» DIRECTIVE
Return every record below exactly as written, but leave out the pictures.

» RECORD EXCERPTS
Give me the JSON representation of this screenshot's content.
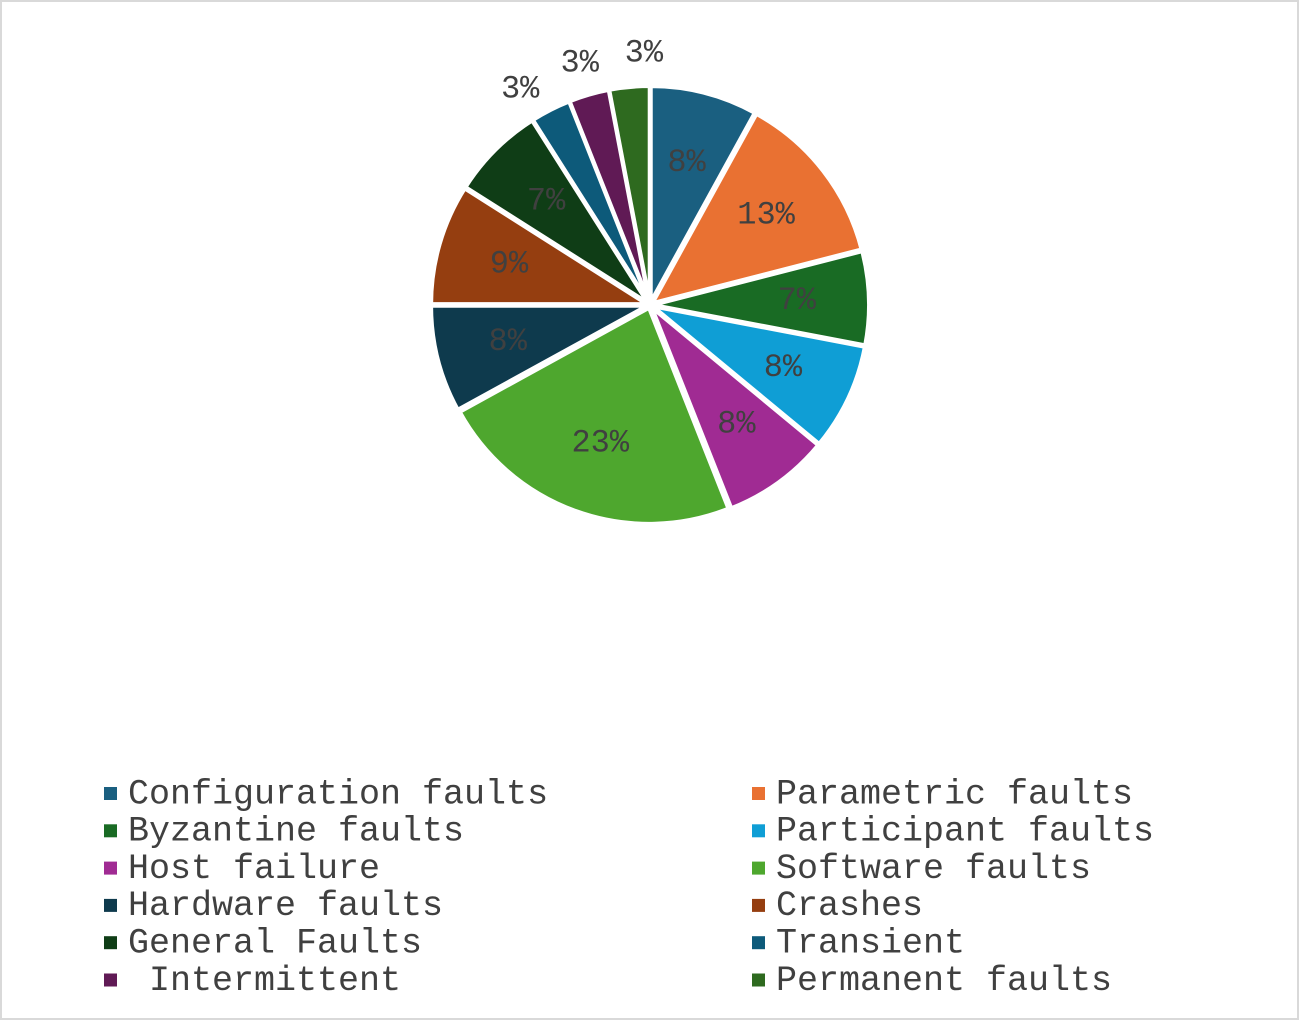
{
  "chart_data": {
    "type": "pie",
    "categories": [
      "Configuration faults",
      "Parametric faults",
      "Byzantine faults",
      "Participant faults",
      "Host failure",
      "Software faults",
      "Hardware faults",
      "Crashes",
      "General Faults",
      "Transient",
      " Intermittent",
      "Permanent faults"
    ],
    "values": [
      8,
      13,
      7,
      8,
      8,
      23,
      8,
      9,
      7,
      3,
      3,
      3
    ],
    "value_labels": [
      "8%",
      "13%",
      "7%",
      "8%",
      "8%",
      "23%",
      "8%",
      "9%",
      "7%",
      "3%",
      "3%",
      "3%"
    ],
    "colors": [
      "#1a5f80",
      "#e97132",
      "#196b24",
      "#0f9ed5",
      "#a02b93",
      "#4ea72e",
      "#0e3a4d",
      "#953e10",
      "#0f3d16",
      "#0d5a7a",
      "#601a55",
      "#2e6a1f"
    ],
    "legend": "bottom"
  }
}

» SOLUTION TO THIS EXERCISE
Give me the JSON representation of this screenshot's content.
{
  "chart_data": {
    "type": "pie",
    "categories": [
      "Configuration faults",
      "Parametric faults",
      "Byzantine faults",
      "Participant faults",
      "Host failure",
      "Software faults",
      "Hardware faults",
      "Crashes",
      "General Faults",
      "Transient",
      " Intermittent",
      "Permanent faults"
    ],
    "values": [
      8,
      13,
      7,
      8,
      8,
      23,
      8,
      9,
      7,
      3,
      3,
      3
    ],
    "value_labels": [
      "8%",
      "13%",
      "7%",
      "8%",
      "8%",
      "23%",
      "8%",
      "9%",
      "7%",
      "3%",
      "3%",
      "3%"
    ],
    "colors": [
      "#1a5f80",
      "#e97132",
      "#196b24",
      "#0f9ed5",
      "#a02b93",
      "#4ea72e",
      "#0e3a4d",
      "#953e10",
      "#0f3d16",
      "#0d5a7a",
      "#601a55",
      "#2e6a1f"
    ],
    "legend": "bottom"
  }
}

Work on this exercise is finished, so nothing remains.